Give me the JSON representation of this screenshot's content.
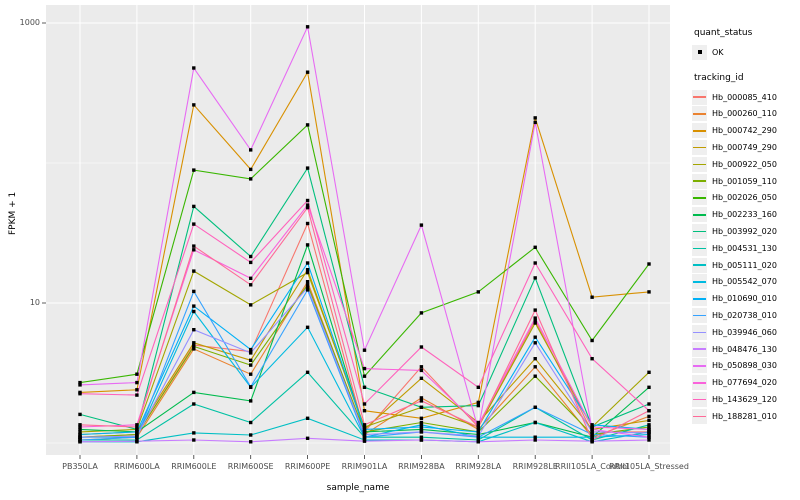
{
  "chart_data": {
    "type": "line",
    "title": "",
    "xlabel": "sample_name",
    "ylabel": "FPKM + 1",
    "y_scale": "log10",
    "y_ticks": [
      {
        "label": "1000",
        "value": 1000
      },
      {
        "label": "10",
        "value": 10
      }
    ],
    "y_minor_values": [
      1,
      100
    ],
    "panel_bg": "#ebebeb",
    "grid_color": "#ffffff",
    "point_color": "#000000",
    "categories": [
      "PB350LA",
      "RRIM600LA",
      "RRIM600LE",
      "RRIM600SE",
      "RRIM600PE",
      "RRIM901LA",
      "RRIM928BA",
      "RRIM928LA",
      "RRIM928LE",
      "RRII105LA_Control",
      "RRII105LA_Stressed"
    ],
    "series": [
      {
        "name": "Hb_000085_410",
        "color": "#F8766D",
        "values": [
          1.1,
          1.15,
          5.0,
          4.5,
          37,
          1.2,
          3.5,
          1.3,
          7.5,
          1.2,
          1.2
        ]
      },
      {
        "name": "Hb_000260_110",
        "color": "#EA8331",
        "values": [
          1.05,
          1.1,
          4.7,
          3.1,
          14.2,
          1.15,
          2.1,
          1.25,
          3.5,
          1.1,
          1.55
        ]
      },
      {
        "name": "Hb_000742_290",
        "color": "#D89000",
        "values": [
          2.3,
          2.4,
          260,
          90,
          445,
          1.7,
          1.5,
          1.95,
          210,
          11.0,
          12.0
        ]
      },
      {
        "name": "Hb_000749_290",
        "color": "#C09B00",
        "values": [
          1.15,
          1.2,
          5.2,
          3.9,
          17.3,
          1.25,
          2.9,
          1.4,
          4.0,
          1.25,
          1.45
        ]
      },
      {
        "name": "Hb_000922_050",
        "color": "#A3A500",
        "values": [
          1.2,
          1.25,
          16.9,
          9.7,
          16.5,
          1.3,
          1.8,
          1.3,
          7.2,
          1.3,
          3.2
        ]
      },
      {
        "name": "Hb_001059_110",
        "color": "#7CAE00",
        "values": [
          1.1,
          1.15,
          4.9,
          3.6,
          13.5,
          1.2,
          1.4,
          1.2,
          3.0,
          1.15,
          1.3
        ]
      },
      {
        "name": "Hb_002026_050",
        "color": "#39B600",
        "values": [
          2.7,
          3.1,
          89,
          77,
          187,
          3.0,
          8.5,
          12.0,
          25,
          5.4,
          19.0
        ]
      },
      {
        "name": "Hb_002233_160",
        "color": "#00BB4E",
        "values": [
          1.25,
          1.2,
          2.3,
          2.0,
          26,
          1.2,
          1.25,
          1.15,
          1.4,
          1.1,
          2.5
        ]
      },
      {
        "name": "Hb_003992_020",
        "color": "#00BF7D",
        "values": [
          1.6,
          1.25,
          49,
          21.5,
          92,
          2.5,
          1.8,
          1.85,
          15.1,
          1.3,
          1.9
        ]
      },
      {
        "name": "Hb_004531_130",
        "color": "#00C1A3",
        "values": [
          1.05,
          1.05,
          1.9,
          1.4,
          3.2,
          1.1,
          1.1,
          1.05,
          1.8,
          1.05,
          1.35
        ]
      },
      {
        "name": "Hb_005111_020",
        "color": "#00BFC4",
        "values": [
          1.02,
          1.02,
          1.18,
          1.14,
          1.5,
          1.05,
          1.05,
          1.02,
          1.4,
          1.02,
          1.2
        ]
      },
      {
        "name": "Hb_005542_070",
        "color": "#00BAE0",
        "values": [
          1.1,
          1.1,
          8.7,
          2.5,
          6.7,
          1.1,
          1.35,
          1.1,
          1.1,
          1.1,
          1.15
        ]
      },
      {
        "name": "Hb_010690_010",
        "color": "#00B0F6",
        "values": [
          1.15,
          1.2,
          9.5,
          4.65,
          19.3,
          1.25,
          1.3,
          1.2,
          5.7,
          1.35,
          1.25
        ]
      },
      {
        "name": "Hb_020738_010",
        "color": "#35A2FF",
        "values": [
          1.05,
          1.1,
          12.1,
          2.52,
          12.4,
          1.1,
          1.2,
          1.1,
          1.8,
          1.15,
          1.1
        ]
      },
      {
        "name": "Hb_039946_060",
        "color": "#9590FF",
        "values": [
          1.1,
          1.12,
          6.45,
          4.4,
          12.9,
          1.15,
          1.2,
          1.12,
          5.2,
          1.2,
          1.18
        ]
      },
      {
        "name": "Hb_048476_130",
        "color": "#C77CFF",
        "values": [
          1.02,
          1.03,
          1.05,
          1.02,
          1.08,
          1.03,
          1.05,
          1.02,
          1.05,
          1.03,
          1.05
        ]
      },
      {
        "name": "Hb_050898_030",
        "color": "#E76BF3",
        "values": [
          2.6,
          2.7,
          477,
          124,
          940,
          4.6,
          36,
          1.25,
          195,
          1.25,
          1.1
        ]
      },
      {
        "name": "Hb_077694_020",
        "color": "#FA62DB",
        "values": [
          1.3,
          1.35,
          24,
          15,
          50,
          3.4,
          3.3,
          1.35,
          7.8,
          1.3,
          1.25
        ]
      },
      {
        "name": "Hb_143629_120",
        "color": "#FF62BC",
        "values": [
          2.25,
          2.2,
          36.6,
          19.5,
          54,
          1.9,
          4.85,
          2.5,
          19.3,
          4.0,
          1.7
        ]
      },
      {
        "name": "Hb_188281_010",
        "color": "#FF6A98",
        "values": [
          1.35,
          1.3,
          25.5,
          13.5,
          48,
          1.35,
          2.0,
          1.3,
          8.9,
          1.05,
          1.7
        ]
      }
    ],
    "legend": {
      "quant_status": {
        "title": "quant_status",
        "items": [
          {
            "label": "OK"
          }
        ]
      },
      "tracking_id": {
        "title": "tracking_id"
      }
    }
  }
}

__________

* **Required task**: Search the data for "title" and list every line in which it occurs.

* **Full output**:
    "title": "",
        "title": "quant_status",
        "title": "tracking_id"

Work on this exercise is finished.